## Set problem
Collect all the lines that mention the word "napovedi".

## Data lines
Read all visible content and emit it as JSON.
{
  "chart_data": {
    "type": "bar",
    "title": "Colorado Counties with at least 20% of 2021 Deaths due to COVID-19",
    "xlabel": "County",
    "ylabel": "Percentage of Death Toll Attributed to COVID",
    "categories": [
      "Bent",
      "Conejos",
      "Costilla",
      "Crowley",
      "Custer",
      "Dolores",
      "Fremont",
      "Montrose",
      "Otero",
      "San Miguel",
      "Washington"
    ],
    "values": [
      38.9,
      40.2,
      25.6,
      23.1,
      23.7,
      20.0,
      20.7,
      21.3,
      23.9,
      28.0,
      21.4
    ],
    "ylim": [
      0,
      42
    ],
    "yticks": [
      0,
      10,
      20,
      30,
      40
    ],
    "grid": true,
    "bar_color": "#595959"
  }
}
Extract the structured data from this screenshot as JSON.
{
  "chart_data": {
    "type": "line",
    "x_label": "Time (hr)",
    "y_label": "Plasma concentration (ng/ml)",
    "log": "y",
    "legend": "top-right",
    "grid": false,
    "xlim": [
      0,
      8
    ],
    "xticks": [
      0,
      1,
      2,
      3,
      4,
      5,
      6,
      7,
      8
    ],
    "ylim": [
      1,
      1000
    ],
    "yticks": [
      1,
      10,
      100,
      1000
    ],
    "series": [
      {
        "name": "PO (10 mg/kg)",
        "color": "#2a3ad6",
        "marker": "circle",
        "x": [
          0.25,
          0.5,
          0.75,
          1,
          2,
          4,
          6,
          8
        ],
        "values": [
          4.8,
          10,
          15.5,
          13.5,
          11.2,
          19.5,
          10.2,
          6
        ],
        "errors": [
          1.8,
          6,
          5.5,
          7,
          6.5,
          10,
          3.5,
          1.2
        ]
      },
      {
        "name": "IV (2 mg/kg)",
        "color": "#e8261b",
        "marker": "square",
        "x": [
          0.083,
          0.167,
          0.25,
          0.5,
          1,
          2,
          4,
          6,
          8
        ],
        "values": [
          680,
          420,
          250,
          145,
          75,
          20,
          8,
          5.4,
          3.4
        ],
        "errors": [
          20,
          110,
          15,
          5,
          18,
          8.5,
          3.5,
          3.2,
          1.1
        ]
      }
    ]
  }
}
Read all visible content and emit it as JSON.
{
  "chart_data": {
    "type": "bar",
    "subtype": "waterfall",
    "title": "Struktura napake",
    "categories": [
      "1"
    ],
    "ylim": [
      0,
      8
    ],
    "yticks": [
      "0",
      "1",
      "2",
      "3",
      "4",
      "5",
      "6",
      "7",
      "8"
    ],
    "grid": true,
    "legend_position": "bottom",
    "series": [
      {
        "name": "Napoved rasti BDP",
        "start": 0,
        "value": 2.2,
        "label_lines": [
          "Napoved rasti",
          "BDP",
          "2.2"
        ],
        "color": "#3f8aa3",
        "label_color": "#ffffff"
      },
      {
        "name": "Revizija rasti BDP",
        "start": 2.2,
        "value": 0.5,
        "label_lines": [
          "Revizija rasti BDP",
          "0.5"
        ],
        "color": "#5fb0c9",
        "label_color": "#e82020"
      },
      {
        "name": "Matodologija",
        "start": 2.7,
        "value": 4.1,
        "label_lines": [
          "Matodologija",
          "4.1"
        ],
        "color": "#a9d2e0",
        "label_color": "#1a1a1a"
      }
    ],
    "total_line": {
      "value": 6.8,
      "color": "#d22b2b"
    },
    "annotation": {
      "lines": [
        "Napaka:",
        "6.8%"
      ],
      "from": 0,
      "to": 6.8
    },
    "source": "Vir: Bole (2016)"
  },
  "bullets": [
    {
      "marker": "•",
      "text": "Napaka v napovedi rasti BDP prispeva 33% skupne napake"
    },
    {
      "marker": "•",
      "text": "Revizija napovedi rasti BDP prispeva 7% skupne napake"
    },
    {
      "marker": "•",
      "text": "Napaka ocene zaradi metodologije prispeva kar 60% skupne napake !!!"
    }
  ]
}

## Written answer
      "text": "Napaka v napovedi rasti BDP prispeva 33% skupne napake"
      "text": "Revizija napovedi rasti BDP prispeva 7% skupne napake"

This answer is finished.